Please report every line from the material that contains the word "cons".
________________________________________
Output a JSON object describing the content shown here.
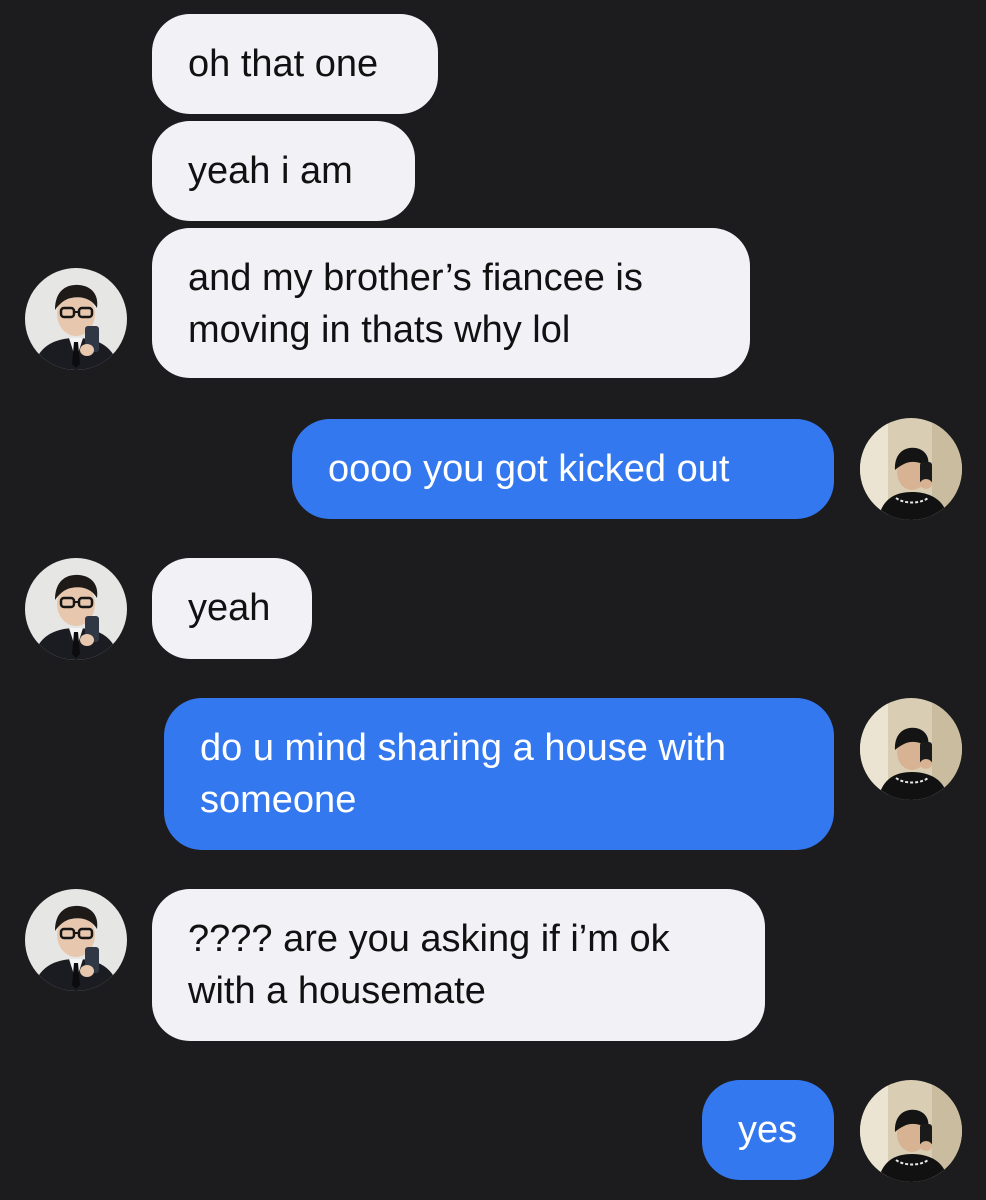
{
  "conversation": {
    "colors": {
      "background": "#1c1c1e",
      "incoming_bubble": "#f1f1f6",
      "outgoing_bubble": "#3478f0",
      "incoming_text": "#111111",
      "outgoing_text": "#ffffff"
    },
    "messages": [
      {
        "sender": "other",
        "text": "oh that one"
      },
      {
        "sender": "other",
        "text": "yeah i am"
      },
      {
        "sender": "other",
        "text": "and my brother’s fiancee is\nmoving in thats why lol"
      },
      {
        "sender": "me",
        "text": "oooo you got kicked out"
      },
      {
        "sender": "other",
        "text": "yeah"
      },
      {
        "sender": "me",
        "text": "do u mind sharing a house with\nsomeone"
      },
      {
        "sender": "other",
        "text": "???? are you asking if i’m ok\nwith a housemate"
      },
      {
        "sender": "me",
        "text": "yes"
      }
    ],
    "avatars": {
      "other": "contact-avatar-glasses-suit",
      "me": "user-avatar-mirror-selfie"
    }
  }
}
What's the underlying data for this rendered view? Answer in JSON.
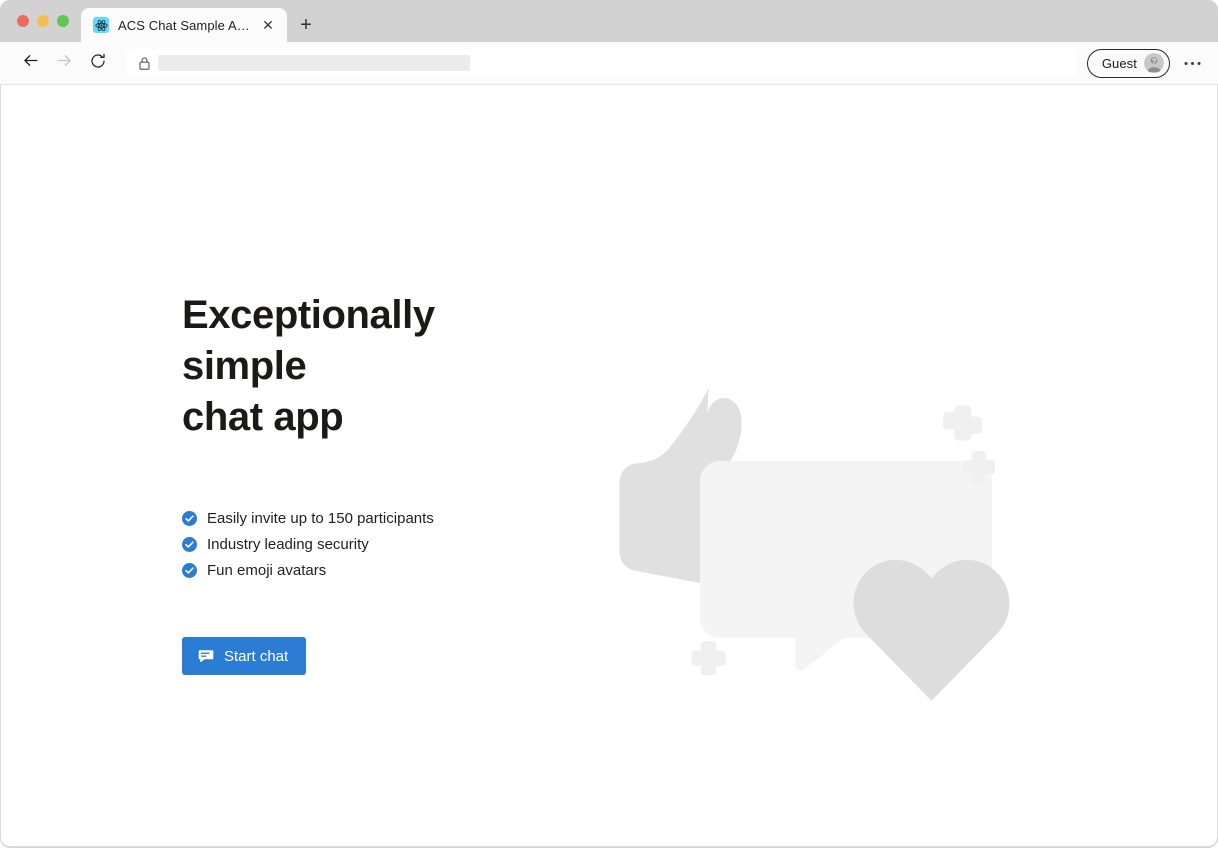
{
  "browser": {
    "traffic_lights": [
      "close",
      "minimize",
      "maximize"
    ],
    "tab": {
      "title": "ACS Chat Sample App",
      "favicon": "react-logo-icon",
      "close_label": "✕"
    },
    "new_tab_label": "+",
    "toolbar": {
      "back_icon": "back-arrow-icon",
      "forward_icon": "forward-arrow-icon",
      "reload_icon": "reload-icon",
      "lock_icon": "lock-icon",
      "url_value": "",
      "url_placeholder": "",
      "profile_label": "Guest",
      "profile_avatar_icon": "guest-avatar-icon",
      "more_label": "•••"
    }
  },
  "page": {
    "title_line1": "Exceptionally simple",
    "title_line2": "chat app",
    "features": [
      {
        "icon": "check-circle-icon",
        "text": "Easily invite up to 150 participants"
      },
      {
        "icon": "check-circle-icon",
        "text": "Industry leading security"
      },
      {
        "icon": "check-circle-icon",
        "text": "Fun emoji avatars"
      }
    ],
    "cta": {
      "label": "Start chat",
      "icon": "chat-bubble-icon"
    },
    "illustration": {
      "name": "chat-hero-illustration",
      "shapes": [
        "thumbs-up",
        "speech-bubble",
        "heart",
        "plus-sparkle",
        "plus-sparkle",
        "plus-sparkle"
      ]
    }
  },
  "colors": {
    "accent": "#2b7cd3",
    "check": "#2b7cd3",
    "title_bar": "#d2d2d2",
    "toolbar": "#fbfbfb",
    "page_bg": "#ffffff",
    "art_light": "#f4f4f4",
    "art_mid": "#e3e3e3",
    "art_dark": "#d8d8d8"
  }
}
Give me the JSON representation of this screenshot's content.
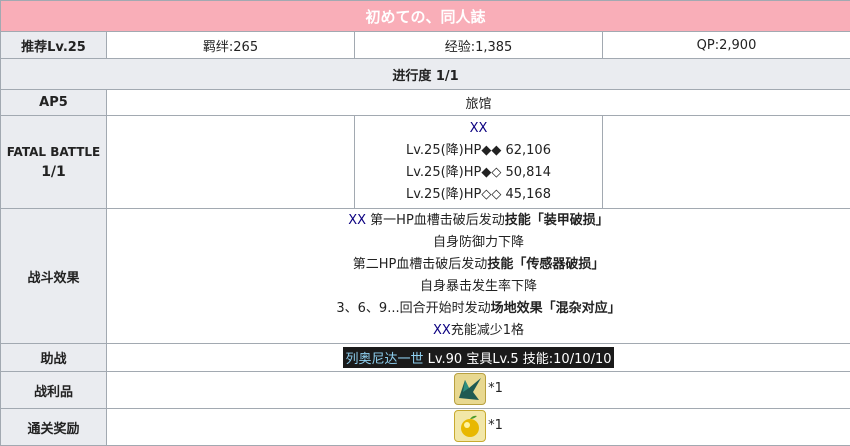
{
  "title": "初めての、同人誌",
  "row_level": {
    "label": "推荐Lv.25",
    "bond": "羁绊:265",
    "exp": "经验:1,385",
    "qp": "QP:2,900"
  },
  "progress": "进行度 1/1",
  "row_ap": {
    "label": "AP5",
    "location": "旅馆"
  },
  "row_fatal": {
    "label_line1": "FATAL BATTLE",
    "label_line2": "1/1",
    "enemy_name": "XX",
    "hp_lines": [
      "Lv.25(降)HP◆◆ 62,106",
      "Lv.25(降)HP◆◇ 50,814",
      "Lv.25(降)HP◇◇ 45,168"
    ]
  },
  "row_effect": {
    "label": "战斗效果",
    "l1_name": "XX",
    "l1_pre": " 第一HP血槽击破后发动",
    "l1_bold": "技能「装甲破损」",
    "l2": "自身防御力下降",
    "l3_pre": "第二HP血槽击破后发动",
    "l3_bold": "技能「传感器破损」",
    "l4": "自身暴击发生率下降",
    "l5_pre": "3、6、9...回合开始时发动",
    "l5_bold": "场地效果「混杂对应」",
    "l6_name": "XX",
    "l6_rest": "充能减少1格"
  },
  "row_support": {
    "label": "助战",
    "servant": "列奥尼达一世",
    "detail": " Lv.90 宝具Lv.5 技能:10/10/10"
  },
  "row_drop": {
    "label": "战利品",
    "icon": "wing-material-icon",
    "count": "*1"
  },
  "row_clear": {
    "label": "通关奖励",
    "icon": "golden-fruit-icon",
    "count": "*1"
  },
  "colors": {
    "title_bg": "#f9aeb8",
    "header_bg": "#eaecf0",
    "border": "#a2a9b1",
    "link_blue": "#0b0080"
  }
}
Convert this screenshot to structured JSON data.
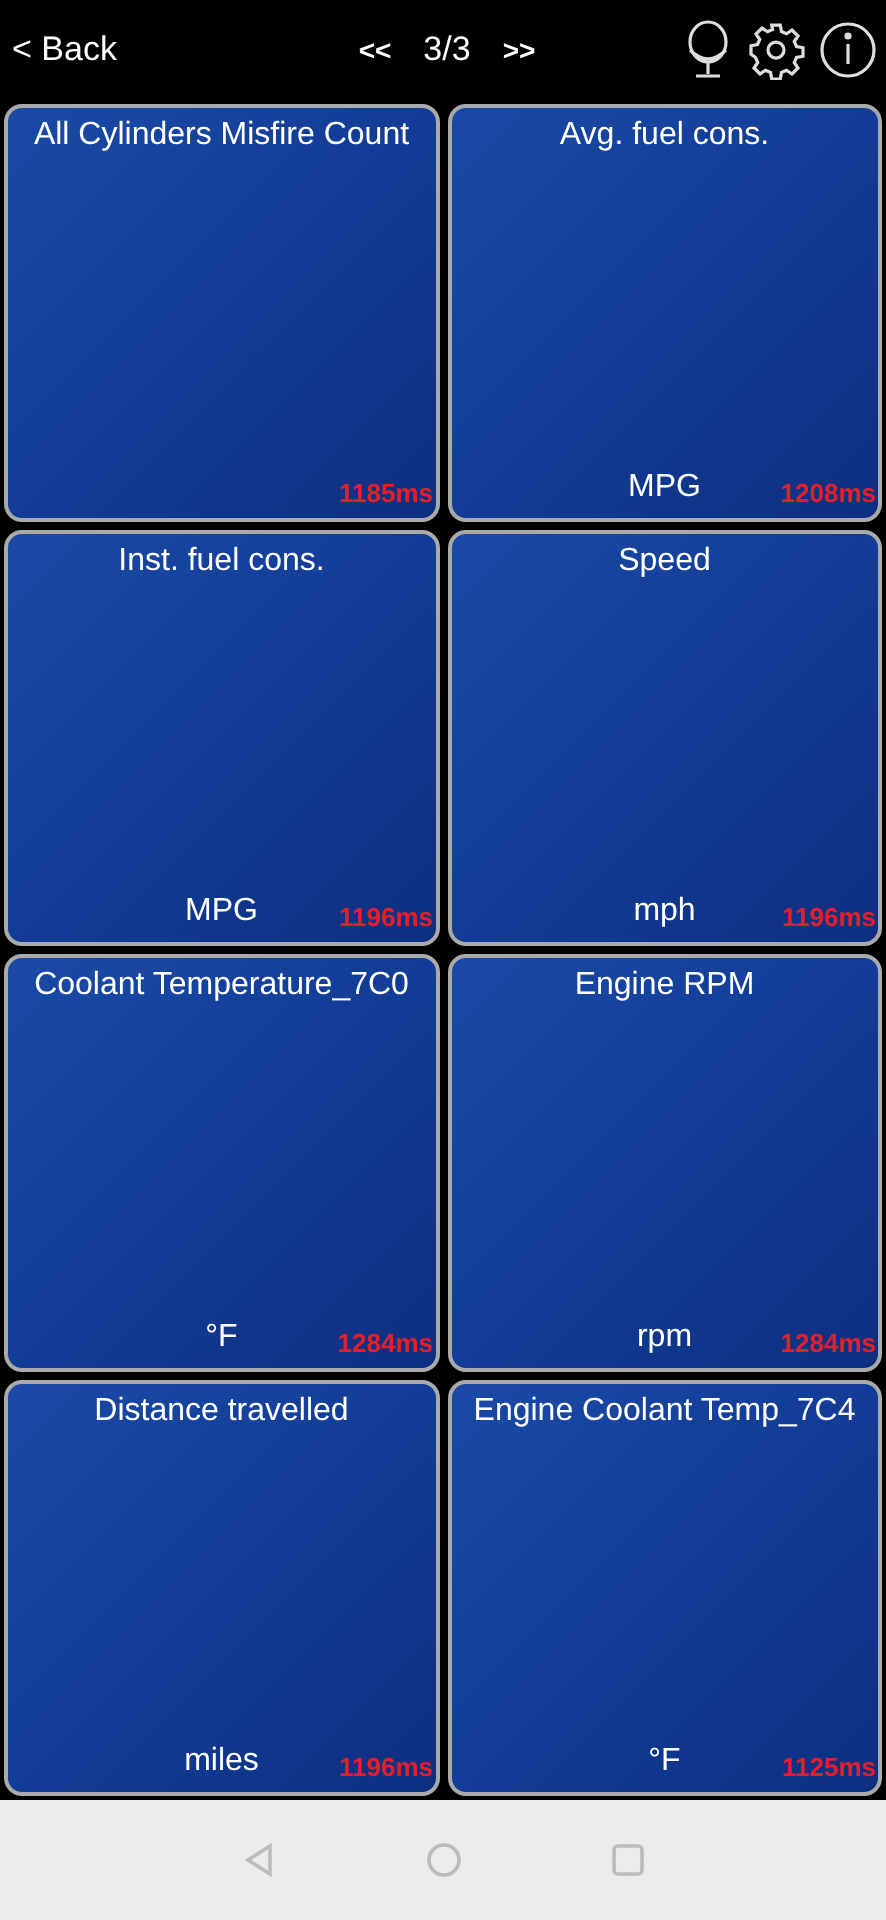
{
  "top_bar": {
    "back": "< Back",
    "prev": "<<",
    "page": "3/3",
    "next": ">>"
  },
  "tiles": [
    {
      "title": "All Cylinders Misfire Count",
      "timing": "1185ms"
    },
    {
      "title": "Avg. fuel cons.",
      "unit": "MPG",
      "timing": "1208ms"
    },
    {
      "title": "Inst. fuel cons.",
      "unit": "MPG",
      "timing": "1196ms"
    },
    {
      "title": "Speed",
      "unit": "mph",
      "timing": "1196ms"
    },
    {
      "title": "Coolant Temperature_7C0",
      "unit": "°F",
      "timing": "1284ms"
    },
    {
      "title": "Engine RPM",
      "unit": "rpm",
      "timing": "1284ms"
    },
    {
      "title": "Distance travelled",
      "unit": "miles",
      "timing": "1196ms"
    },
    {
      "title": "Engine Coolant Temp_7C4",
      "unit": "°F",
      "timing": "1125ms"
    }
  ]
}
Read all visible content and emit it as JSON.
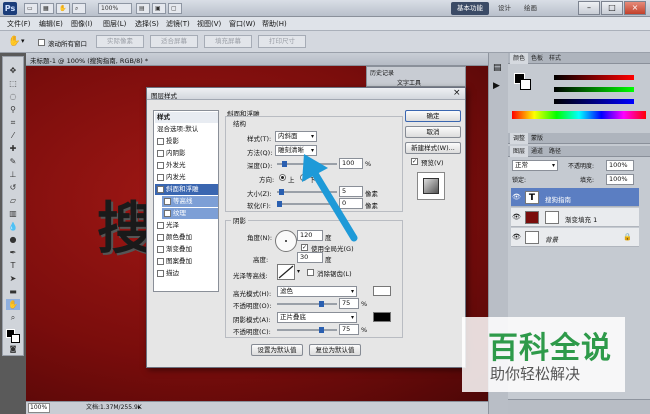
{
  "app": {
    "logo": "Ps",
    "zoom": "100%",
    "workspaces": [
      "基本功能",
      "设计",
      "绘画"
    ]
  },
  "menu": [
    "文件(F)",
    "编辑(E)",
    "图像(I)",
    "图层(L)",
    "选择(S)",
    "滤镜(T)",
    "视图(V)",
    "窗口(W)",
    "帮助(H)"
  ],
  "options": {
    "scroll_all": "滚动所有窗口",
    "buttons": [
      "实际像素",
      "适合屏幕",
      "填充屏幕",
      "打印尺寸"
    ]
  },
  "document": {
    "tab_title": "未标题-1 @ 100% (搜狗指南, RGB/8) *",
    "canvas_text": "搜",
    "status_zoom": "100%",
    "status_doc": "文档:1.37M/255.9K"
  },
  "history_panel": {
    "tab": "历史记录",
    "item": "文字工具"
  },
  "color_panel": {
    "tabs": [
      "颜色",
      "色板",
      "样式"
    ]
  },
  "adjust_panel": {
    "tabs": [
      "调整",
      "蒙版"
    ]
  },
  "layers_panel": {
    "tabs": [
      "图层",
      "通道",
      "路径"
    ],
    "blend_mode": "正常",
    "opacity_label": "不透明度:",
    "opacity": "100%",
    "lock_label": "锁定:",
    "fill_label": "填充:",
    "fill": "100%",
    "layers": [
      {
        "name": "搜狗指南",
        "type": "text"
      },
      {
        "name": "渐变填充 1",
        "type": "fill"
      },
      {
        "name": "背景",
        "type": "background"
      }
    ]
  },
  "dialog": {
    "title": "图层样式",
    "styles_header": "样式",
    "blend_options": "混合选项:默认",
    "styles": [
      {
        "label": "投影",
        "checked": false
      },
      {
        "label": "内阴影",
        "checked": false
      },
      {
        "label": "外发光",
        "checked": false
      },
      {
        "label": "内发光",
        "checked": false
      },
      {
        "label": "斜面和浮雕",
        "checked": true
      },
      {
        "label": "等高线",
        "checked": false
      },
      {
        "label": "纹理",
        "checked": false
      },
      {
        "label": "光泽",
        "checked": false
      },
      {
        "label": "颜色叠加",
        "checked": false
      },
      {
        "label": "渐变叠加",
        "checked": false
      },
      {
        "label": "图案叠加",
        "checked": false
      },
      {
        "label": "描边",
        "checked": false
      }
    ],
    "section_title": "斜面和浮雕",
    "structure": {
      "title": "结构",
      "style_label": "样式(T):",
      "style_value": "内斜面",
      "technique_label": "方法(Q):",
      "technique_value": "雕刻清晰",
      "depth_label": "深度(D):",
      "depth_value": "100",
      "depth_unit": "%",
      "direction_label": "方向:",
      "dir_up": "上",
      "dir_down": "下",
      "size_label": "大小(Z):",
      "size_value": "5",
      "size_unit": "像素",
      "soften_label": "软化(F):",
      "soften_value": "0",
      "soften_unit": "像素"
    },
    "shading": {
      "title": "阴影",
      "angle_label": "角度(N):",
      "angle_value": "120",
      "angle_unit": "度",
      "global_light": "使用全局光(G)",
      "altitude_label": "高度:",
      "altitude_value": "30",
      "altitude_unit": "度",
      "gloss_label": "光泽等高线:",
      "antialias": "消除锯齿(L)",
      "highlight_label": "高光模式(H):",
      "highlight_mode": "滤色",
      "hl_opacity_label": "不透明度(O):",
      "hl_opacity": "75",
      "shadow_label": "阴影模式(A):",
      "shadow_mode": "正片叠底",
      "sh_opacity_label": "不透明度(C):",
      "sh_opacity": "75",
      "pct": "%"
    },
    "make_default": "设置为默认值",
    "reset_default": "复位为默认值",
    "ok": "确定",
    "cancel": "取消",
    "new_style": "新建样式(W)...",
    "preview": "预览(V)"
  },
  "watermark": {
    "title": "百科全说",
    "subtitle": "助你轻松解决"
  },
  "colors": {
    "accent": "#3a66b0",
    "arrow": "#1e9ad8",
    "canvas": "#7a0d0c",
    "watermark": "#2e9a4a"
  }
}
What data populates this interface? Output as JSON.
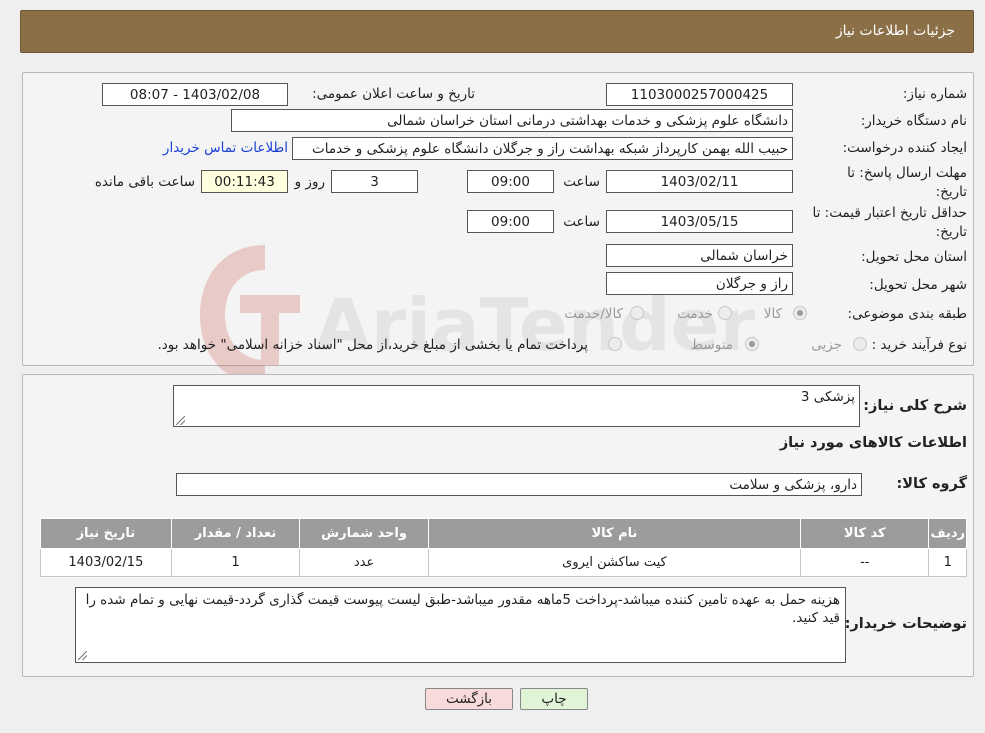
________________________________________
-- Solution for this task --
      "title": "Avg. fuel cons.",
      "title": "Inst. fuel cons.",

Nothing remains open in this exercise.